◆ Stated problem ◆
Render the following material again verbatim, leaving nothing out.

◆ Records provided ◆
>> START

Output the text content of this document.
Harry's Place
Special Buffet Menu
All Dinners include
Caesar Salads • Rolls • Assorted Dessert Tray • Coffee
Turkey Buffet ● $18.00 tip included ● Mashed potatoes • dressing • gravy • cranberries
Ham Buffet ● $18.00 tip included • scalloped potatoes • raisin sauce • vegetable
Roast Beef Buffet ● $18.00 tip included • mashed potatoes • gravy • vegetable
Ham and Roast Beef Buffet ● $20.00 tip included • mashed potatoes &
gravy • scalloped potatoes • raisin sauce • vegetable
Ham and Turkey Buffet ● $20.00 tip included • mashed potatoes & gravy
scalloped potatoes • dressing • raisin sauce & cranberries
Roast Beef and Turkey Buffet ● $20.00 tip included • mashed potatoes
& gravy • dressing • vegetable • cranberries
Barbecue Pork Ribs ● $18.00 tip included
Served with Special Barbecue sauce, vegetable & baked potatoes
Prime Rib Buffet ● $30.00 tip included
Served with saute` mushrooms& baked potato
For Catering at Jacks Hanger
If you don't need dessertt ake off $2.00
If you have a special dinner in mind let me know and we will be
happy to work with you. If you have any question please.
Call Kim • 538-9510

>> END

◆ Expected answer ◆
Output the text content of this document.
Harry's Place
Special Buffet Menu
All Dinners include
Caesar Salads • Rolls • Assorted Dessert Tray • Coffee
Turkey Buffet ● $18.00 tip included ● Mashed potatoes • dressing • gravy • cranberries
Ham Buffet ● $18.00 tip included • scalloped potatoes • raisin sauce • vegetable
Roast Beef Buffet ● $18.00 tip included • mashed potatoes • gravy • vegetable
Ham and Roast Beef Buffet ● $20.00 tip included • mashed potatoes &
gravy • scalloped potatoes • raisin sauce • vegetable
Ham and Turkey Buffet ● $20.00 tip included • mashed potatoes & gravy
scalloped potatoes • dressing • raisin sauce & cranberries
Roast Beef and Turkey Buffet ● $20.00 tip included • mashed potatoes
& gravy • dressing • vegetable • cranberries
Barbecue Pork Ribs ● $18.00 tip included
Served with Special Barbecue sauce, vegetable & baked potatoes
Prime Rib Buffet ● $30.00 tip included
Served with saute` mushrooms& baked potato
For Catering at Jacks Hanger
If you don't need dessertt ake off $2.00
If you have a special dinner in mind let me know and we will be
happy to work with you. If you have any question please.
Call Kim • 538-9510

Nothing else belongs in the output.